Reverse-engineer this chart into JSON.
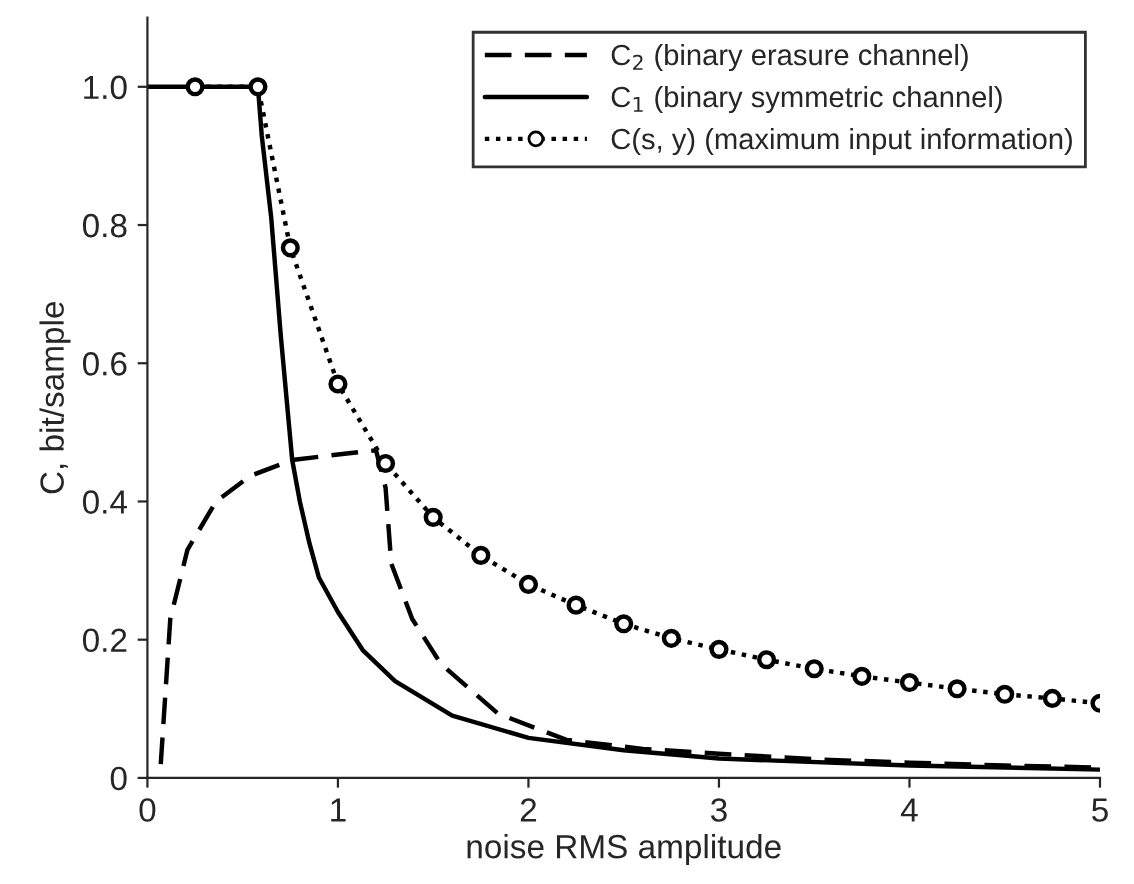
{
  "chart_data": {
    "type": "line",
    "xlabel": "noise RMS amplitude",
    "ylabel": "C, bit/sample",
    "xlim": [
      0,
      5
    ],
    "ylim": [
      0,
      1.1
    ],
    "xticks": [
      0,
      1,
      2,
      3,
      4,
      5
    ],
    "yticks": [
      0,
      0.2,
      0.4,
      0.6,
      0.8,
      {
        "value": 1.0,
        "label": "1.0"
      }
    ],
    "grid": false,
    "legend": "top right",
    "series": [
      {
        "name": "C$_{2}$ (binary erasure channel)",
        "color": "#000000",
        "line_style": "dashed",
        "marker": "none",
        "x": [
          0.07,
          0.12,
          0.21,
          0.36,
          0.54,
          0.76,
          1.0,
          1.2,
          1.25,
          1.28,
          1.39,
          1.54,
          1.84,
          2.2,
          2.6,
          3,
          3.5,
          4,
          4.5,
          5
        ],
        "values": [
          0.02,
          0.23,
          0.33,
          0.4,
          0.437,
          0.46,
          0.468,
          0.474,
          0.42,
          0.31,
          0.23,
          0.165,
          0.093,
          0.055,
          0.042,
          0.035,
          0.027,
          0.022,
          0.018,
          0.015
        ]
      },
      {
        "name": "C$_{1}$ (binary symmetric channel)",
        "color": "#000000",
        "line_style": "solid",
        "marker": "none",
        "x": [
          0,
          0.58,
          0.6,
          0.65,
          0.7,
          0.76,
          0.8,
          0.85,
          0.9,
          1.0,
          1.13,
          1.3,
          1.6,
          2,
          2.5,
          3,
          4,
          5
        ],
        "values": [
          1.0,
          1.0,
          0.93,
          0.81,
          0.64,
          0.46,
          0.4,
          0.34,
          0.29,
          0.24,
          0.185,
          0.14,
          0.09,
          0.058,
          0.04,
          0.028,
          0.018,
          0.012
        ]
      },
      {
        "name": "C(s, y) (maximum input information)",
        "color": "#000000",
        "line_style": "dotted",
        "marker": "circle",
        "x": [
          0.25,
          0.58,
          0.75,
          1.0,
          1.25,
          1.5,
          1.75,
          2,
          2.25,
          2.5,
          2.75,
          3,
          3.25,
          3.5,
          3.75,
          4,
          4.25,
          4.5,
          4.75,
          5
        ],
        "values": [
          1.0,
          1.0,
          0.767,
          0.57,
          0.455,
          0.377,
          0.322,
          0.28,
          0.25,
          0.223,
          0.202,
          0.186,
          0.171,
          0.158,
          0.147,
          0.138,
          0.129,
          0.121,
          0.115,
          0.108
        ]
      }
    ]
  }
}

# Short exercise:
Write out the entries again, exactly as given, skipping any images.

# Solution below:
Reverse-engineer this chart into JSON.
{
  "chart_data": {
    "type": "line",
    "xlabel": "noise RMS amplitude",
    "ylabel": "C, bit/sample",
    "xlim": [
      0,
      5
    ],
    "ylim": [
      0,
      1.1
    ],
    "xticks": [
      0,
      1,
      2,
      3,
      4,
      5
    ],
    "yticks": [
      0,
      0.2,
      0.4,
      0.6,
      0.8,
      {
        "value": 1.0,
        "label": "1.0"
      }
    ],
    "grid": false,
    "legend": "top right",
    "series": [
      {
        "name": "C$_{2}$ (binary erasure channel)",
        "color": "#000000",
        "line_style": "dashed",
        "marker": "none",
        "x": [
          0.07,
          0.12,
          0.21,
          0.36,
          0.54,
          0.76,
          1.0,
          1.2,
          1.25,
          1.28,
          1.39,
          1.54,
          1.84,
          2.2,
          2.6,
          3,
          3.5,
          4,
          4.5,
          5
        ],
        "values": [
          0.02,
          0.23,
          0.33,
          0.4,
          0.437,
          0.46,
          0.468,
          0.474,
          0.42,
          0.31,
          0.23,
          0.165,
          0.093,
          0.055,
          0.042,
          0.035,
          0.027,
          0.022,
          0.018,
          0.015
        ]
      },
      {
        "name": "C$_{1}$ (binary symmetric channel)",
        "color": "#000000",
        "line_style": "solid",
        "marker": "none",
        "x": [
          0,
          0.58,
          0.6,
          0.65,
          0.7,
          0.76,
          0.8,
          0.85,
          0.9,
          1.0,
          1.13,
          1.3,
          1.6,
          2,
          2.5,
          3,
          4,
          5
        ],
        "values": [
          1.0,
          1.0,
          0.93,
          0.81,
          0.64,
          0.46,
          0.4,
          0.34,
          0.29,
          0.24,
          0.185,
          0.14,
          0.09,
          0.058,
          0.04,
          0.028,
          0.018,
          0.012
        ]
      },
      {
        "name": "C(s, y) (maximum input information)",
        "color": "#000000",
        "line_style": "dotted",
        "marker": "circle",
        "x": [
          0.25,
          0.58,
          0.75,
          1.0,
          1.25,
          1.5,
          1.75,
          2,
          2.25,
          2.5,
          2.75,
          3,
          3.25,
          3.5,
          3.75,
          4,
          4.25,
          4.5,
          4.75,
          5
        ],
        "values": [
          1.0,
          1.0,
          0.767,
          0.57,
          0.455,
          0.377,
          0.322,
          0.28,
          0.25,
          0.223,
          0.202,
          0.186,
          0.171,
          0.158,
          0.147,
          0.138,
          0.129,
          0.121,
          0.115,
          0.108
        ]
      }
    ]
  }
}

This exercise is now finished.